• _What to do_:
Pull every line containing "Antriebe" out of the material below.

Dataset records

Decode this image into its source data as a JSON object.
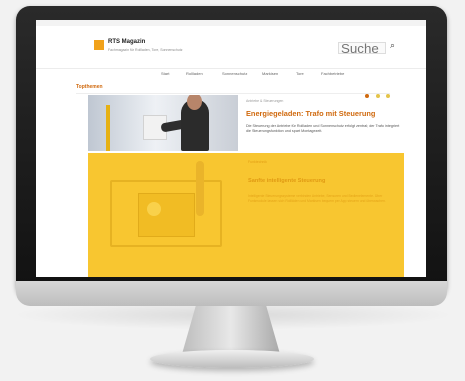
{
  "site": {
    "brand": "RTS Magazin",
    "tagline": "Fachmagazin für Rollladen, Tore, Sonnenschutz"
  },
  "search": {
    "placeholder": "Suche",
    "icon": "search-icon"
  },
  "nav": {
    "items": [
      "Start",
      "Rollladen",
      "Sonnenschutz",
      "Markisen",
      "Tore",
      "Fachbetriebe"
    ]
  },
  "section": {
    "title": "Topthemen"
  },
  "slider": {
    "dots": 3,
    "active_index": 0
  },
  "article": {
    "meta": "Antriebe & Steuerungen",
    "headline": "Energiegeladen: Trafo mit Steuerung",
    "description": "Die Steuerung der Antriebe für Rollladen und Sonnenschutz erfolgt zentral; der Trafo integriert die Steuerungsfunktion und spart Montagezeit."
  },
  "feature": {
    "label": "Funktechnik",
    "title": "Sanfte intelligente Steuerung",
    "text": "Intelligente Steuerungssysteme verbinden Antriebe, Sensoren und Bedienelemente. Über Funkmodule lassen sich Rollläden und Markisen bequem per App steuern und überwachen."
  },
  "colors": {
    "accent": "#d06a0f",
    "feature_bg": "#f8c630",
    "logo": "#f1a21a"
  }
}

• _Output_:
    "meta": "Antriebe & Steuerungen",
    "description": "Die Steuerung der Antriebe für Rollladen und Sonnenschutz erfolgt zentral; der Trafo integriert die Steuerungsfunktion und spart Montagezeit."
    "text": "Intelligente Steuerungssysteme verbinden Antriebe, Sensoren und Bedienelemente. Über Funkmodule lassen sich Rollläden und Markisen bequem per App steuern und überwachen."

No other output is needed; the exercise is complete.